** start Input for this task **

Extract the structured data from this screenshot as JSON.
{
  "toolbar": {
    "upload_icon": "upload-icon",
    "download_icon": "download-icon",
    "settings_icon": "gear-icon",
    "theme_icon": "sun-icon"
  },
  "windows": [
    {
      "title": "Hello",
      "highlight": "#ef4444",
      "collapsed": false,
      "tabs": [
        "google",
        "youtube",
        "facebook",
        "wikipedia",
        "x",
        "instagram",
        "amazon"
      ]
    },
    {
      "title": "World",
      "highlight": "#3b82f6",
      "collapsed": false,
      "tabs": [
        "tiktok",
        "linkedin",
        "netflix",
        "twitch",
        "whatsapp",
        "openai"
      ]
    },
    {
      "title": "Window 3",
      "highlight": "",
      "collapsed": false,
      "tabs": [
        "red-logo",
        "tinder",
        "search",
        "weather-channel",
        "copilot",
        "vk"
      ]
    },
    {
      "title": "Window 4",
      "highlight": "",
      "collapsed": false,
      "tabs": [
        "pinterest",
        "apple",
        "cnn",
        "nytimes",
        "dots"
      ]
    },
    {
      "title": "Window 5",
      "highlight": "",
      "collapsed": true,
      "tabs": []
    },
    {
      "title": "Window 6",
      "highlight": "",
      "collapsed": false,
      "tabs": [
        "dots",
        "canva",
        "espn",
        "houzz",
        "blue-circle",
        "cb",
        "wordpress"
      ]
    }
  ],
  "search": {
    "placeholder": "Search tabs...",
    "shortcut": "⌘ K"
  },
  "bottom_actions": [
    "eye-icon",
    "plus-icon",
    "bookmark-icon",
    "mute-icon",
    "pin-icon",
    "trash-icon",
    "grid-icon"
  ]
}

** end Input for this task **

# [Task directions]
All of the data needs to be reproduced exactly, with no line missing.

# [Solution for this exercise]
Extract the structured data from this screenshot as JSON.
{
  "toolbar": {
    "upload_icon": "upload-icon",
    "download_icon": "download-icon",
    "settings_icon": "gear-icon",
    "theme_icon": "sun-icon"
  },
  "windows": [
    {
      "title": "Hello",
      "highlight": "#ef4444",
      "collapsed": false,
      "tabs": [
        "google",
        "youtube",
        "facebook",
        "wikipedia",
        "x",
        "instagram",
        "amazon"
      ]
    },
    {
      "title": "World",
      "highlight": "#3b82f6",
      "collapsed": false,
      "tabs": [
        "tiktok",
        "linkedin",
        "netflix",
        "twitch",
        "whatsapp",
        "openai"
      ]
    },
    {
      "title": "Window 3",
      "highlight": "",
      "collapsed": false,
      "tabs": [
        "red-logo",
        "tinder",
        "search",
        "weather-channel",
        "copilot",
        "vk"
      ]
    },
    {
      "title": "Window 4",
      "highlight": "",
      "collapsed": false,
      "tabs": [
        "pinterest",
        "apple",
        "cnn",
        "nytimes",
        "dots"
      ]
    },
    {
      "title": "Window 5",
      "highlight": "",
      "collapsed": true,
      "tabs": []
    },
    {
      "title": "Window 6",
      "highlight": "",
      "collapsed": false,
      "tabs": [
        "dots",
        "canva",
        "espn",
        "houzz",
        "blue-circle",
        "cb",
        "wordpress"
      ]
    }
  ],
  "search": {
    "placeholder": "Search tabs...",
    "shortcut": "⌘ K"
  },
  "bottom_actions": [
    "eye-icon",
    "plus-icon",
    "bookmark-icon",
    "mute-icon",
    "pin-icon",
    "trash-icon",
    "grid-icon"
  ]
}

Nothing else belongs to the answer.